Document extract
______________________________

The next day, Smagliy published an op-ed in the Kyiv Post asserting that, under Rojansky’s leadership, the institute was “being downgraded to the role of the Kremlin Institute and an instrument of Russia’s hybrid war in the very heart of Washington, D.C.” She also called upon the U.S. government to scrutinize the institute and its funding source. (The Woodrow Wilson Center is funded by a mix of U.S. government financing and private grants and donations.)

There have been tensions between Kennan and its Ukrainian alumni before. In November 2017, the Kennan Institute supported a “Concert of Unity” in Washington featuring composer Valery Gergiev and pianist Denis Matsuev, two Russian artists who signed a letter in support of Russian President Vladimir Putin’s annexation of Crimea.

In response, a group of the Kennan Institute’s Ukrainian alumni released an open letter criticizing the concert and calling for an open public discussion on the matter.

Personal attacks

But if objections to the “Concert for Unity” represented a divide between Ukrainian alumni and the Washington-based Institute, Smagliy’s firing has proven divisive in Ukraine.

The open letter and Smagliy’s op-ed have sparked heated debate on Facebook. Some view them as an example of political disagreements spilling over into academic research.

In particular, Ukrainians have taken issue with the alumni’s criticism of Mykhailo Minakov, who the Kennan Institute appointed as principal investigator on Ukraine around the same time Smagliy was removed.

A political philosopher and well-known commentator on Ukrainian affairs, Minakov has frequently criticized the government of President Petro Poroshenko and growing nationalism in the country. The open letter describes him as someone “known for his biased analysis of Ukraine’s post-EuroMaidan developments.”

Olexiy Haran — a political scientist and former member of the Kennan Institute Advisory Council, who signed the letter — has feuded particularly actively with Minakov on social media. He describes the scholar as “one-sided” and “totally negative” on Ukraine’s post-EuroMaidan developments.

However, Haran stresses that this is not about political differences or Minakov personally. Rather, he suggests that Smagliy was fired for political positions that “didn’t fit into the line of the Kennan Institute” and replaced with Minakov, a candidate Kennan found more suitable.

Haran found the Woodrow Wilson Center’s response — suggesting its staff had been threatened — particularly objectionable, calling it a “part of a defamation campaign against those who signed the letter and basically the country.”

“This is very, very cynical,” he said.

The controversy has left some unimpressed. “Ukrainian civil society infighting knows no end,” Devin Ackles, an analyst of Ukraine and Belarus, wrote on Twitter. “Minakov is well respected and, save some personal dislike for him, professionals would be hard pressed to find this “biased” (anti-Ukrainian?) analysis stated in this letter. Very disappointing developments.”

Minakov declined to comment on the situation at the Kennan Institute, but told the Kyiv Post that he considers all the accusations against him “false and politicized.” He confirmed that, although the Kennan Institute may be closing its Kyiv office, its work in Ukraine is not stopping.

“Yesterday, I started work, and now I will be administering this research program,” he said in a message.

Kennan Abroad

Founded in 1974 to promote the study of the Soviet Union, the Kennan Institute opened two offices abroad after the Soviet collapse: in Moscow and in Kyiv.

However, in 2014, the institute closed its Moscow office under political and financial pressure. The institute had come under mounting scrutiny in Russia after the country passed a law requiring non-profits that receive foreign funding and engage in “political activities” to register as foreign agents. But the final blow was a decrease in private donations, director Rojansky told Voice of America.

With the closure of its Kyiv office, which opened in 1998, the Kennan Institute will no longer have any offices in the former Soviet Union.

______________________________

Document understanding data
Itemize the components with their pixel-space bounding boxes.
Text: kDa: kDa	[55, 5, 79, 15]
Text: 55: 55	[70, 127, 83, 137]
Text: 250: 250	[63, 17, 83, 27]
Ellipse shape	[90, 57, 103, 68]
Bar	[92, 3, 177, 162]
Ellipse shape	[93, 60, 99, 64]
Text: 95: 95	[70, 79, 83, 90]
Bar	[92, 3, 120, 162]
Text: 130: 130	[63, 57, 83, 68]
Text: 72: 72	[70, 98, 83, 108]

______________________________

Exercise 1
In the article on the Kennan Institute, substitute "lively debate" for "heated debate" throughout the stretch from "In response, a" through "Smagliy was removed.", and write out that stretch with the change made.
Exercise 2
According to the article on the Kennan Institute, in what year did the institute's Kyiv office open?
Rely solely on the article on the Kennan Institute when responding.

Answer 1
In response, a group of the Kennan Institute’s Ukrainian alumni released an open letter criticizing the concert and calling for an open public discussion on the matter.

Personal attacks

But if objections to the “Concert for Unity” represented a divide between Ukrainian alumni and the Washington-based Institute, Smagliy’s firing has proven divisive in Ukraine.

The open letter and Smagliy’s op-ed have sparked lively debate on Facebook. Some view them as an example of political disagreements spilling over into academic research.

In particular, Ukrainians have taken issue with the alumni’s criticism of Mykhailo Minakov, who the Kennan Institute appointed as principal investigator on Ukraine around the same time Smagliy was removed.

Answer 2
The Kyiv office opened in 1998.